==== Extracted data ====

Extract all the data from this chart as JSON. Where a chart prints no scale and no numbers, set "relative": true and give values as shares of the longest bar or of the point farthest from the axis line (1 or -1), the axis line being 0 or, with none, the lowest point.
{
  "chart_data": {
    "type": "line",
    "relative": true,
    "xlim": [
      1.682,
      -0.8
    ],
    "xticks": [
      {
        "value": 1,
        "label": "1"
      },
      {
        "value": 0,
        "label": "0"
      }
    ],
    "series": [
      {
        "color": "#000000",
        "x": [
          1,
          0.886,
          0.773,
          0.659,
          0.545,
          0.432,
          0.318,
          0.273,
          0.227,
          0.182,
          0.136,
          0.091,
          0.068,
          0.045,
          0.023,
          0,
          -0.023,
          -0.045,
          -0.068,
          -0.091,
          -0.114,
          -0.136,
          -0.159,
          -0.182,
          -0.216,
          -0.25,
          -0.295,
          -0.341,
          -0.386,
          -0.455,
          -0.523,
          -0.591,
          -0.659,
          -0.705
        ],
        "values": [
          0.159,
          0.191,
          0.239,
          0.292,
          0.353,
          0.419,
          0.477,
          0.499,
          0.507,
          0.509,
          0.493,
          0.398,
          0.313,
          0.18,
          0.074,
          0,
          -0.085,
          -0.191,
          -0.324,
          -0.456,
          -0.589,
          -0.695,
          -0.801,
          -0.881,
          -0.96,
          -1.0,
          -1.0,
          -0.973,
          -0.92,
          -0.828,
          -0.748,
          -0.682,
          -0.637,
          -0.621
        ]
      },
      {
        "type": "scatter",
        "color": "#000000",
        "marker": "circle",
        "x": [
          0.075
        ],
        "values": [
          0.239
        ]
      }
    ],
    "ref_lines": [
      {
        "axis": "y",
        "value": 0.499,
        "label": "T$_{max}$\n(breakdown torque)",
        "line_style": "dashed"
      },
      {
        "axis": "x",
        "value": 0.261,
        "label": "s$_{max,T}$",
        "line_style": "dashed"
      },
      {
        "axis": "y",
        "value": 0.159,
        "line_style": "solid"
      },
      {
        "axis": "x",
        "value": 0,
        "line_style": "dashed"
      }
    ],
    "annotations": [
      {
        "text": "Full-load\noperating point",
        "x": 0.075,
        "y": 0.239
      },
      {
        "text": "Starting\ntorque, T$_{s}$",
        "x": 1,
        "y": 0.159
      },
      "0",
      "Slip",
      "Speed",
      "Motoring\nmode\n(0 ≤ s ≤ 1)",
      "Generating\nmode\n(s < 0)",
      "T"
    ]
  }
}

====

** Work to complete **
Output each record precisely as given.

** Solution for this problem **
Extract all the data from this chart as JSON. Where a chart prints no scale and no numbers, set "relative": true and give values as shares of the longest bar or of the point farthest from the axis line (1 or -1), the axis line being 0 or, with none, the lowest point.
{
  "chart_data": {
    "type": "line",
    "relative": true,
    "xlim": [
      1.682,
      -0.8
    ],
    "xticks": [
      {
        "value": 1,
        "label": "1"
      },
      {
        "value": 0,
        "label": "0"
      }
    ],
    "series": [
      {
        "color": "#000000",
        "x": [
          1,
          0.886,
          0.773,
          0.659,
          0.545,
          0.432,
          0.318,
          0.273,
          0.227,
          0.182,
          0.136,
          0.091,
          0.068,
          0.045,
          0.023,
          0,
          -0.023,
          -0.045,
          -0.068,
          -0.091,
          -0.114,
          -0.136,
          -0.159,
          -0.182,
          -0.216,
          -0.25,
          -0.295,
          -0.341,
          -0.386,
          -0.455,
          -0.523,
          -0.591,
          -0.659,
          -0.705
        ],
        "values": [
          0.159,
          0.191,
          0.239,
          0.292,
          0.353,
          0.419,
          0.477,
          0.499,
          0.507,
          0.509,
          0.493,
          0.398,
          0.313,
          0.18,
          0.074,
          0,
          -0.085,
          -0.191,
          -0.324,
          -0.456,
          -0.589,
          -0.695,
          -0.801,
          -0.881,
          -0.96,
          -1.0,
          -1.0,
          -0.973,
          -0.92,
          -0.828,
          -0.748,
          -0.682,
          -0.637,
          -0.621
        ]
      },
      {
        "type": "scatter",
        "color": "#000000",
        "marker": "circle",
        "x": [
          0.075
        ],
        "values": [
          0.239
        ]
      }
    ],
    "ref_lines": [
      {
        "axis": "y",
        "value": 0.499,
        "label": "T$_{max}$\n(breakdown torque)",
        "line_style": "dashed"
      },
      {
        "axis": "x",
        "value": 0.261,
        "label": "s$_{max,T}$",
        "line_style": "dashed"
      },
      {
        "axis": "y",
        "value": 0.159,
        "line_style": "solid"
      },
      {
        "axis": "x",
        "value": 0,
        "line_style": "dashed"
      }
    ],
    "annotations": [
      {
        "text": "Full-load\noperating point",
        "x": 0.075,
        "y": 0.239
      },
      {
        "text": "Starting\ntorque, T$_{s}$",
        "x": 1,
        "y": 0.159
      },
      "0",
      "Slip",
      "Speed",
      "Motoring\nmode\n(0 ≤ s ≤ 1)",
      "Generating\nmode\n(s < 0)",
      "T"
    ]
  }
}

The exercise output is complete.